[Saved entries]
>> START

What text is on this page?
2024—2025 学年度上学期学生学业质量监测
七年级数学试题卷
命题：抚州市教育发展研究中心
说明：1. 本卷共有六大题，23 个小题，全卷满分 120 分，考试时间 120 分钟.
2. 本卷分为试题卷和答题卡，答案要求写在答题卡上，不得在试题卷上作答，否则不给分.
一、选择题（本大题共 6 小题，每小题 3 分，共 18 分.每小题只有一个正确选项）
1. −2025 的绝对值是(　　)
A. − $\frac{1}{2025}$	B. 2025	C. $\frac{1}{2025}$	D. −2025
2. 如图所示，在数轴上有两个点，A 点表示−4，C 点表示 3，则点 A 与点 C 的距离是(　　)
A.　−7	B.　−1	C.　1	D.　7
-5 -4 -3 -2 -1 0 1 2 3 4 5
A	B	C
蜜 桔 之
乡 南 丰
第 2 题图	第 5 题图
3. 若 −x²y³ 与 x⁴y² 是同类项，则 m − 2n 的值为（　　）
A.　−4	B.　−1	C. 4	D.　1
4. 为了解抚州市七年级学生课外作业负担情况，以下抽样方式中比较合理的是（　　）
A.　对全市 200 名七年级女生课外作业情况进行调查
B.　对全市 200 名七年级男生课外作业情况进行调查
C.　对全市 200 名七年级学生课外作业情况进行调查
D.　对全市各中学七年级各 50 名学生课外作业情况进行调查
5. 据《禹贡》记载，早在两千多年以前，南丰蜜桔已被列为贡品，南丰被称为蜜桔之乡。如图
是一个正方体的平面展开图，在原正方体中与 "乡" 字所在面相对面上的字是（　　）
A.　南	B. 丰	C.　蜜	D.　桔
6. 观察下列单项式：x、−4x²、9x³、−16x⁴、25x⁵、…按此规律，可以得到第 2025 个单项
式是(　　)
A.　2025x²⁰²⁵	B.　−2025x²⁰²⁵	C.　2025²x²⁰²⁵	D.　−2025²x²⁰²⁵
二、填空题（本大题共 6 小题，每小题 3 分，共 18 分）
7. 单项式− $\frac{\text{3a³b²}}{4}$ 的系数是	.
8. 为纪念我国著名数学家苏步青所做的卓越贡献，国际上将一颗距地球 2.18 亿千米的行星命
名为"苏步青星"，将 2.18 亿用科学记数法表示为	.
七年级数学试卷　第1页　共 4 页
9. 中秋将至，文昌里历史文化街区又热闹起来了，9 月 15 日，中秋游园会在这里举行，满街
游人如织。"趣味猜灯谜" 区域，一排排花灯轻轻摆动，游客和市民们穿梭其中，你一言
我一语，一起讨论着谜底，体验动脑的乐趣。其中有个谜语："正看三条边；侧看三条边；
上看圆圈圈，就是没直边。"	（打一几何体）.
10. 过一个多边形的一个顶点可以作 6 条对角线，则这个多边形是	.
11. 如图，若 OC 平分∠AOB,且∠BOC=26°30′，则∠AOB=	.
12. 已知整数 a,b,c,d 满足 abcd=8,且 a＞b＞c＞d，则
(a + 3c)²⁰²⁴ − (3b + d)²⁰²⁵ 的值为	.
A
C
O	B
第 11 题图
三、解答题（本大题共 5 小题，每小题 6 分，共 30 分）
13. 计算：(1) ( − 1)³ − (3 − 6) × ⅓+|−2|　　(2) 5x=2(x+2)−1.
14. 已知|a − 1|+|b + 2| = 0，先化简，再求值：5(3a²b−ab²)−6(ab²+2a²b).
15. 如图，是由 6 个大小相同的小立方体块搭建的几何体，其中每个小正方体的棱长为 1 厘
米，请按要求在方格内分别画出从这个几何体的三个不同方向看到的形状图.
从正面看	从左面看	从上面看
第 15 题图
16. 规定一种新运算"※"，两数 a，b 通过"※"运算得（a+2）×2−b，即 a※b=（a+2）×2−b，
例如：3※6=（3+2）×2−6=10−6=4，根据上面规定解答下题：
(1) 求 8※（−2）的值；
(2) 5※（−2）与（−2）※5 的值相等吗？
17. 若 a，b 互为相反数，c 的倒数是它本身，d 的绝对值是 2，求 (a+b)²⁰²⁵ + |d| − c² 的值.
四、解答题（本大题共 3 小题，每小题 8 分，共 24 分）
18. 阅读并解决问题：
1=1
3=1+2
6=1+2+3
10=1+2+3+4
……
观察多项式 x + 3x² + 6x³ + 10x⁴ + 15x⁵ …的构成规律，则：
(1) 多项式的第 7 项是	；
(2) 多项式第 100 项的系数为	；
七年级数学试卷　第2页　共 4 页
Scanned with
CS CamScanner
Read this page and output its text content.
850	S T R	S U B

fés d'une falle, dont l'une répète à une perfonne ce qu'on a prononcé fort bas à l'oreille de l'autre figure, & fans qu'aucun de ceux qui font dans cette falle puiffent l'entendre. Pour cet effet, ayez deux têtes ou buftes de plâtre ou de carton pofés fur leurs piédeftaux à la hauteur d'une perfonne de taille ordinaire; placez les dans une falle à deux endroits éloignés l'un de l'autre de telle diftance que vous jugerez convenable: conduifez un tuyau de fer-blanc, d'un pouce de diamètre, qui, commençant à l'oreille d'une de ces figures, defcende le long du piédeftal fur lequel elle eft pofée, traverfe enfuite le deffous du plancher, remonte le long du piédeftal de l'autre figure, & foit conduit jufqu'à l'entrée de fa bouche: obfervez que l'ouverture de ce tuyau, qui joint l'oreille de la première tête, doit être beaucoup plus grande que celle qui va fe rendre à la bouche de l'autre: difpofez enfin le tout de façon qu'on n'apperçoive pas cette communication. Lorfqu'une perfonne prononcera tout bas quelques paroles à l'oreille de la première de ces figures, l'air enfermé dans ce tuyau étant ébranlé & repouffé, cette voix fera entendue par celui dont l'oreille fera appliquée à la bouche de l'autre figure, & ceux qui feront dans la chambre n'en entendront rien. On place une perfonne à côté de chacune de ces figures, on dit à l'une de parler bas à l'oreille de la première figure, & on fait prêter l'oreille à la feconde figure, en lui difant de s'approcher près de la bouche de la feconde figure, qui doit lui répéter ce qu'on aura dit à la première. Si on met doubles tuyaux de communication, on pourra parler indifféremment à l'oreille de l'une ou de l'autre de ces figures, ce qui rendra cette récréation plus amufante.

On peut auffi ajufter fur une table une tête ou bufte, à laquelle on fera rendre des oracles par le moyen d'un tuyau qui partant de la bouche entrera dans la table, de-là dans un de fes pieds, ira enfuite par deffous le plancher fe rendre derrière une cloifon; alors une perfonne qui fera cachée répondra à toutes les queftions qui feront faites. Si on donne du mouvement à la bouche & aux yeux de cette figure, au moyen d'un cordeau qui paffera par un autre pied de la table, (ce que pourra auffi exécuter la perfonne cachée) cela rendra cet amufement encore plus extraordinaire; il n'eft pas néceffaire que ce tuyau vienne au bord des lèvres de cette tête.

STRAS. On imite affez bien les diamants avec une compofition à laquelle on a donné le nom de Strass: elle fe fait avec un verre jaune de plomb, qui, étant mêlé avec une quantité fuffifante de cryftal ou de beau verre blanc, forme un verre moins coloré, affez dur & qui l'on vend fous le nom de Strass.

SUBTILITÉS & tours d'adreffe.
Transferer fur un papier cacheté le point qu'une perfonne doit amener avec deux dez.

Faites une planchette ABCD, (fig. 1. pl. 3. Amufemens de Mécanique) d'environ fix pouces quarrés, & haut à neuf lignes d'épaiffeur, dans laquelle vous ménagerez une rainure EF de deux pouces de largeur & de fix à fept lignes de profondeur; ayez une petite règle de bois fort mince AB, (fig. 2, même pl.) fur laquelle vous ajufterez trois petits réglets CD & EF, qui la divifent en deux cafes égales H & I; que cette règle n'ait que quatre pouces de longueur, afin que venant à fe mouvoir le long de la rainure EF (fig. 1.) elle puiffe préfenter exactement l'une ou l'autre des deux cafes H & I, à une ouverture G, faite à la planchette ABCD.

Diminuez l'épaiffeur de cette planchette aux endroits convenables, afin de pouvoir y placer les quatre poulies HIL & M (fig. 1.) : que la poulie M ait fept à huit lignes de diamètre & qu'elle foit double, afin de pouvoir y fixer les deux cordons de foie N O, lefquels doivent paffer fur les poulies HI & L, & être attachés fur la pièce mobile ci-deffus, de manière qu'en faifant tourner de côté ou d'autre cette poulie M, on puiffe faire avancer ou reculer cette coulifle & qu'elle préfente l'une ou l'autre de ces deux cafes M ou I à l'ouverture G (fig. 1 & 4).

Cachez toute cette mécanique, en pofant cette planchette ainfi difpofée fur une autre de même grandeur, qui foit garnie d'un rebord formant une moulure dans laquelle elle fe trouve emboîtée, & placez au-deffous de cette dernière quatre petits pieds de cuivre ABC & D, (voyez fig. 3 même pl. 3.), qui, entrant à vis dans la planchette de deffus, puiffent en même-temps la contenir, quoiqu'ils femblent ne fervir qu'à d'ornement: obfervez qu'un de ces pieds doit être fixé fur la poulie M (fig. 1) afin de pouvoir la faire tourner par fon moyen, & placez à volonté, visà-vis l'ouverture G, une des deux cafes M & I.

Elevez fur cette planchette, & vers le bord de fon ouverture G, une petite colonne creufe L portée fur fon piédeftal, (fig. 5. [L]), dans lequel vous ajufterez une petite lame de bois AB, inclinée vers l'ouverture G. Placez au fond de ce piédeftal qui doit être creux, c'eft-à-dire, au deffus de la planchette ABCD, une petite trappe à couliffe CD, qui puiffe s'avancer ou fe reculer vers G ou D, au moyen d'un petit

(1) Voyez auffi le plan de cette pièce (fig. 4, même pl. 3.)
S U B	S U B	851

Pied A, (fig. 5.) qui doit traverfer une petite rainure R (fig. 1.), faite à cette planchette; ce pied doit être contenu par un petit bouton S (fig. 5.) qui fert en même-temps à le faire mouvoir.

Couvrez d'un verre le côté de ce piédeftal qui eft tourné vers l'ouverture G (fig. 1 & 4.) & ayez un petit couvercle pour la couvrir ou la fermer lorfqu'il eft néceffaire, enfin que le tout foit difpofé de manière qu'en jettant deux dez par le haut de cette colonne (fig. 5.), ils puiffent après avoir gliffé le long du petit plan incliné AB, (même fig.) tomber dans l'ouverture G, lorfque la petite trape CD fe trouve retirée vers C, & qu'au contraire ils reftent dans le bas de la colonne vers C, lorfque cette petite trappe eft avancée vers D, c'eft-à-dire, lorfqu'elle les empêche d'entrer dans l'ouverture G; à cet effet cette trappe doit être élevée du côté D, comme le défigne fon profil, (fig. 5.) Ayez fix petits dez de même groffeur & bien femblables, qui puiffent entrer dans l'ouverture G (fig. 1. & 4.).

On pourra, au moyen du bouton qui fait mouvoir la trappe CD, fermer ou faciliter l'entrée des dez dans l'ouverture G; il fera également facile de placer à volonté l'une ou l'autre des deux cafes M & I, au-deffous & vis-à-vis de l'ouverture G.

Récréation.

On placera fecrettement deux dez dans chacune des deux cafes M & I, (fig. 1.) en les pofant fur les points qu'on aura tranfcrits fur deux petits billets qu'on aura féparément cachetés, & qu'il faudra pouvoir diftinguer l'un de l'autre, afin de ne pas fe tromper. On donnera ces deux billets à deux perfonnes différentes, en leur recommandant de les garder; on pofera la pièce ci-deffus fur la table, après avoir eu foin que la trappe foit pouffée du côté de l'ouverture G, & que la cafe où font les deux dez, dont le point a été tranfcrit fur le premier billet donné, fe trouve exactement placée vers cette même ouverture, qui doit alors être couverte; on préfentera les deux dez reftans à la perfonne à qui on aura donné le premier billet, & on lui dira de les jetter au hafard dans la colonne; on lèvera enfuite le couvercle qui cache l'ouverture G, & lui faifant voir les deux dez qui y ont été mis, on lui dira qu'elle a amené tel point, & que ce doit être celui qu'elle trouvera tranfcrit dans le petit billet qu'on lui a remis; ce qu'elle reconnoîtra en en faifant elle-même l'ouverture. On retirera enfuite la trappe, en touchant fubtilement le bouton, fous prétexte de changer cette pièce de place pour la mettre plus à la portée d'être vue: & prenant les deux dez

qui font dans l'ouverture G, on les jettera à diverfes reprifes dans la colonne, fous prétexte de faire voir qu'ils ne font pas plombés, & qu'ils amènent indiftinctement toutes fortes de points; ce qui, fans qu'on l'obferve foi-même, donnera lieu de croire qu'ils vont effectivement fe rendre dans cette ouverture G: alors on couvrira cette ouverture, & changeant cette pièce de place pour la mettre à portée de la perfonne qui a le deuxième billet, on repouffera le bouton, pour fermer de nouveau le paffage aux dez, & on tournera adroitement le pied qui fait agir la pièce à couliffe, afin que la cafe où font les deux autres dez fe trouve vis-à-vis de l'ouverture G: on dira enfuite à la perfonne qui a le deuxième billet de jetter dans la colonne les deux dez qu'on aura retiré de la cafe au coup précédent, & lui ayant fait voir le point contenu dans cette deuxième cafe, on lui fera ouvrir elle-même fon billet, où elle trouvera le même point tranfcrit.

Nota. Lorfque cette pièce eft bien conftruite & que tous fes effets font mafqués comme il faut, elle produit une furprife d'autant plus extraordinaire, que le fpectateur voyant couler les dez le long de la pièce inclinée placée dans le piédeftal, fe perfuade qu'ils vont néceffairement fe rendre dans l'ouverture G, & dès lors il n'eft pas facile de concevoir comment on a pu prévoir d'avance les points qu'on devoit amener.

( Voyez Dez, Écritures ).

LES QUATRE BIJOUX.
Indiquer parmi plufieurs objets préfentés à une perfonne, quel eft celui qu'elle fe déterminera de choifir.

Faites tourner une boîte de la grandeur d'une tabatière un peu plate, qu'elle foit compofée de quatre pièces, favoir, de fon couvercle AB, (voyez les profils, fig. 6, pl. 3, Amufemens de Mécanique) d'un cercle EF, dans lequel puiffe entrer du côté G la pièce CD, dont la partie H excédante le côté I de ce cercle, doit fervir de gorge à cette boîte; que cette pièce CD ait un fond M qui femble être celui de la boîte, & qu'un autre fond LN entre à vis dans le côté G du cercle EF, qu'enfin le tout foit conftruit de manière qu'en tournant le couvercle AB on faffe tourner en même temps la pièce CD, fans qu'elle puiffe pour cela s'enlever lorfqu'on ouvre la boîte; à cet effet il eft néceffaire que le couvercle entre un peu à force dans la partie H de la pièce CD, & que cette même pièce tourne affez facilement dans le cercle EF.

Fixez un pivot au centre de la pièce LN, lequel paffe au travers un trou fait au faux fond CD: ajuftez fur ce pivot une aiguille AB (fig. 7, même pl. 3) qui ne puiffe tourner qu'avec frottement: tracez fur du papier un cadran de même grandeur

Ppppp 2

>> END

■ Goal: Copy each line containing the word "的绝对值是" from the data.

■ Solution for this task:
1. −2025 的绝对值是(　　)
17. 若 a，b 互为相反数，c 的倒数是它本身，d 的绝对值是 2，求 (a+b)²⁰²⁵ + |d| − c² 的值.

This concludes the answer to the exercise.